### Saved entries
▼▼▼
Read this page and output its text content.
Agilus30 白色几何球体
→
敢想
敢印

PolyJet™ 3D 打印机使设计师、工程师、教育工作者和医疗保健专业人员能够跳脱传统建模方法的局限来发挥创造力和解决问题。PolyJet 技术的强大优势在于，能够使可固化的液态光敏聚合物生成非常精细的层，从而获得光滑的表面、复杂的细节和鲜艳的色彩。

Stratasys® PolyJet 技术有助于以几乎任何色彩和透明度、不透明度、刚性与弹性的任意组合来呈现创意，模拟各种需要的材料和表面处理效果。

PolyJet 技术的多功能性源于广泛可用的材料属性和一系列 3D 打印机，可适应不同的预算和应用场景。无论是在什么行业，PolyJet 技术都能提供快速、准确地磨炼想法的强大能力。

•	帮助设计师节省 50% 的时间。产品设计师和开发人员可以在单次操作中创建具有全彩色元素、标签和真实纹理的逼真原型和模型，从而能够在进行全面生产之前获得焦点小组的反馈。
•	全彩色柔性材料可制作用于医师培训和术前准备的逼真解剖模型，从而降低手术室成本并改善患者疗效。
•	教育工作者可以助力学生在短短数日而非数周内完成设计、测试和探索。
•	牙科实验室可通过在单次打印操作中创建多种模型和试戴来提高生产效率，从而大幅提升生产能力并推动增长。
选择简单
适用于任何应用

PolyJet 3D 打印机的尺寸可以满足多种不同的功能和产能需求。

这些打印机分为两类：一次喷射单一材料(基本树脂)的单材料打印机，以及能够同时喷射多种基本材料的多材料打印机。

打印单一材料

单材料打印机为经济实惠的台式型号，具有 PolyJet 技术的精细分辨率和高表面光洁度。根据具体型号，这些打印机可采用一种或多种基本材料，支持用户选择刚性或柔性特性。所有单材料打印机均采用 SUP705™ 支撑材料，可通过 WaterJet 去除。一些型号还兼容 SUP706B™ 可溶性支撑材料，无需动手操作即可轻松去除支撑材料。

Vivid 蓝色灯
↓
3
▲▲▲
### DIRECTIVE
Set down the entries verbatim, leaving none out.

### SOLUTION
Read this page and output its text content.
Agilus30 白色几何球体
→
敢想
敢印

PolyJet™ 3D 打印机使设计师、工程师、教育工作者和医疗保健专业人员能够跳脱传统建模方法的局限来发挥创造力和解决问题。PolyJet 技术的强大优势在于，能够使可固化的液态光敏聚合物生成非常精细的层，从而获得光滑的表面、复杂的细节和鲜艳的色彩。

Stratasys® PolyJet 技术有助于以几乎任何色彩和透明度、不透明度、刚性与弹性的任意组合来呈现创意，模拟各种需要的材料和表面处理效果。

PolyJet 技术的多功能性源于广泛可用的材料属性和一系列 3D 打印机，可适应不同的预算和应用场景。无论是在什么行业，PolyJet 技术都能提供快速、准确地磨炼想法的强大能力。

•	帮助设计师节省 50% 的时间。产品设计师和开发人员可以在单次操作中创建具有全彩色元素、标签和真实纹理的逼真原型和模型，从而能够在进行全面生产之前获得焦点小组的反馈。
•	全彩色柔性材料可制作用于医师培训和术前准备的逼真解剖模型，从而降低手术室成本并改善患者疗效。
•	教育工作者可以助力学生在短短数日而非数周内完成设计、测试和探索。
•	牙科实验室可通过在单次打印操作中创建多种模型和试戴来提高生产效率，从而大幅提升生产能力并推动增长。
选择简单
适用于任何应用

PolyJet 3D 打印机的尺寸可以满足多种不同的功能和产能需求。

这些打印机分为两类：一次喷射单一材料(基本树脂)的单材料打印机，以及能够同时喷射多种基本材料的多材料打印机。

打印单一材料

单材料打印机为经济实惠的台式型号，具有 PolyJet 技术的精细分辨率和高表面光洁度。根据具体型号，这些打印机可采用一种或多种基本材料，支持用户选择刚性或柔性特性。所有单材料打印机均采用 SUP705™ 支撑材料，可通过 WaterJet 去除。一些型号还兼容 SUP706B™ 可溶性支撑材料，无需动手操作即可轻松去除支撑材料。

Vivid 蓝色灯
↓
3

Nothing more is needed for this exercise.